Records contained in a dataset:
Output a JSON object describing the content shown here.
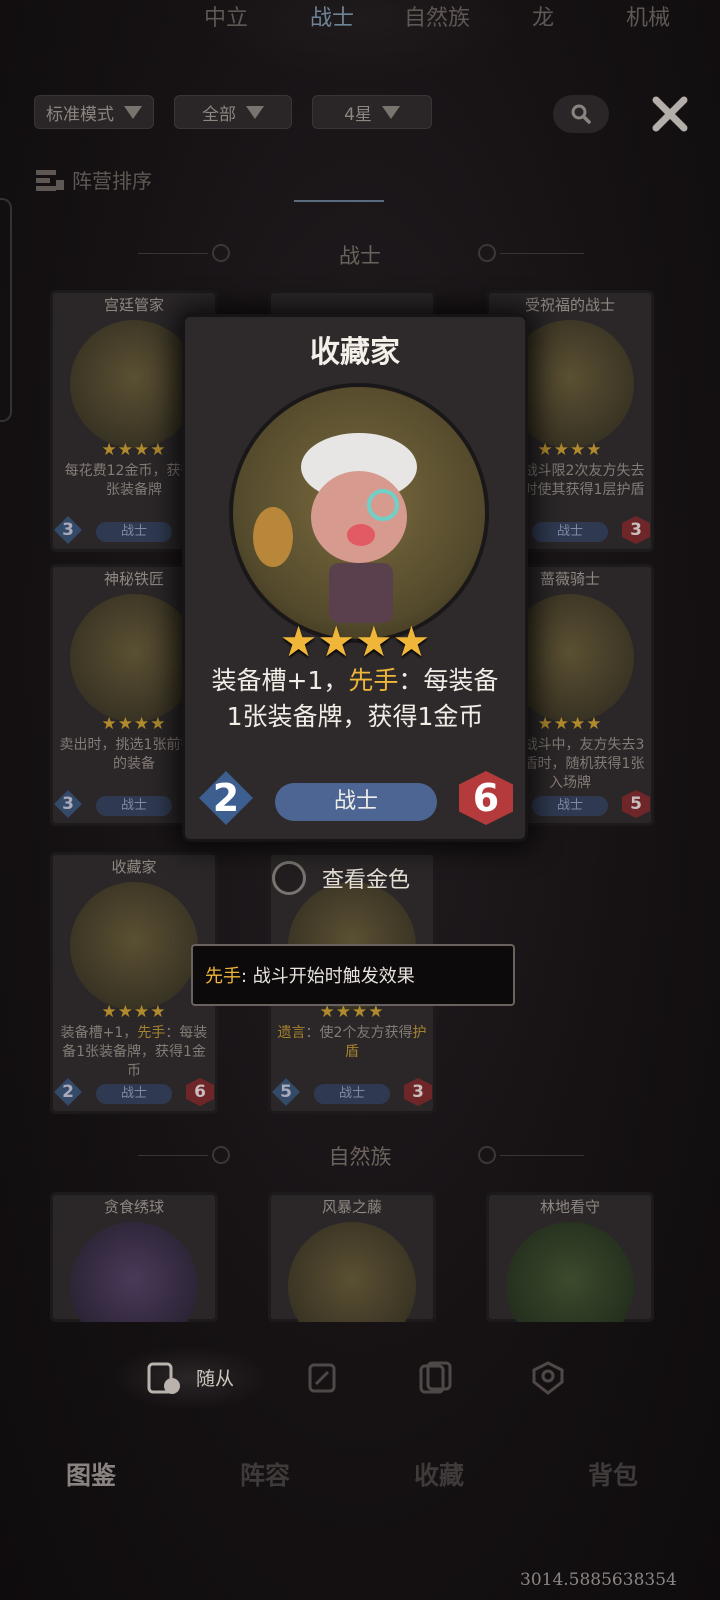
{
  "filters": {
    "mode": "标准模式",
    "scope": "全部",
    "stars": "4星"
  },
  "tabs": {
    "sort_label": "阵营排序",
    "items": [
      "中立",
      "战士",
      "自然族",
      "龙",
      "机械"
    ],
    "active": "战士"
  },
  "sections": {
    "warrior": "战士",
    "nature": "自然族"
  },
  "cards": [
    {
      "name": "宫廷管家",
      "desc": "每花费12金币，获得1张装备牌",
      "cost": "3",
      "tribe": "战士",
      "atk": ""
    },
    {
      "name": "受祝福的战士",
      "desc": "每场战斗限2次友方失去护盾时使其获得1层护盾",
      "cost": "",
      "tribe": "战士",
      "atk": "3"
    },
    {
      "name": "神秘铁匠",
      "desc": "卖出时，挑选1张前等级的装备",
      "cost": "3",
      "tribe": "战士",
      "atk": ""
    },
    {
      "name": "蔷薇骑士",
      "desc": "单次战斗中，友方失去3次护盾时，随机获得1张入场牌",
      "cost": "",
      "tribe": "战士",
      "atk": "5"
    },
    {
      "name": "收藏家",
      "desc_parts": [
        "装备槽+1，",
        "先手",
        "：每装备1张装备牌，获得1金币"
      ],
      "cost": "2",
      "tribe": "战士",
      "atk": "6"
    },
    {
      "name": "",
      "desc_parts": [
        "遗言",
        "：使2个友方获得",
        "护盾"
      ],
      "cost": "5",
      "tribe": "战士",
      "atk": "3"
    }
  ],
  "nature_cards": [
    {
      "name": "贪食绣球"
    },
    {
      "name": "风暴之藤"
    },
    {
      "name": "林地看守"
    }
  ],
  "featured_card": {
    "name": "收藏家",
    "stars": 4,
    "desc_prefix": "装备槽+1，",
    "desc_keyword": "先手",
    "desc_rest": "：每装备1张装备牌，获得1金币",
    "cost": "2",
    "tribe": "战士",
    "attack": "6"
  },
  "gold_toggle": {
    "label": "查看金色",
    "checked": false
  },
  "tooltip": {
    "keyword": "先手",
    "text": ": 战斗开始时触发效果"
  },
  "sub_tabs": {
    "active_label": "随从",
    "icons": [
      "minion-icon",
      "card-icon",
      "cards-icon",
      "hero-icon"
    ]
  },
  "main_nav": {
    "items": [
      "图鉴",
      "阵容",
      "收藏",
      "背包"
    ],
    "active": "图鉴"
  },
  "version": "3014.5885638354",
  "colors": {
    "gold": "#f0b63a",
    "tribe_blue": "#4d6592",
    "attack_red": "#b53a3b",
    "cost_blue": "#3c5f90"
  }
}
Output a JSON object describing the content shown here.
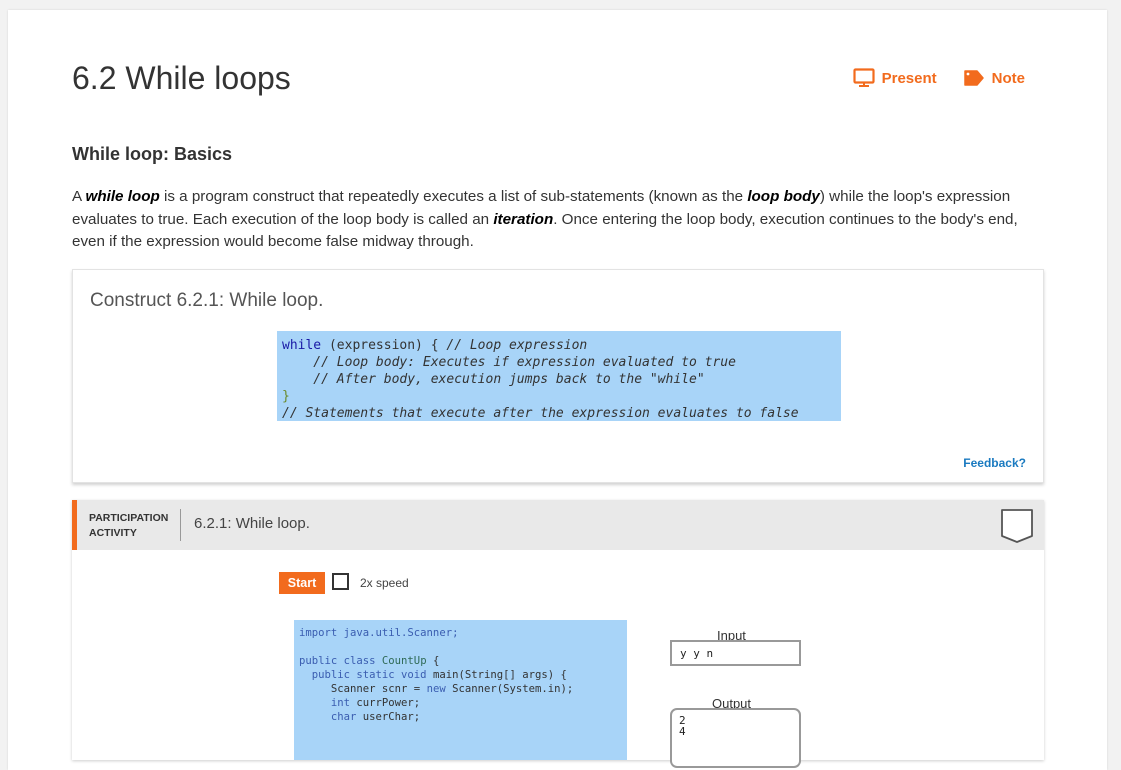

** Short problem **
Lines containing the string "name" should be counted; reply with their number and nothing more.

** Complete response **
10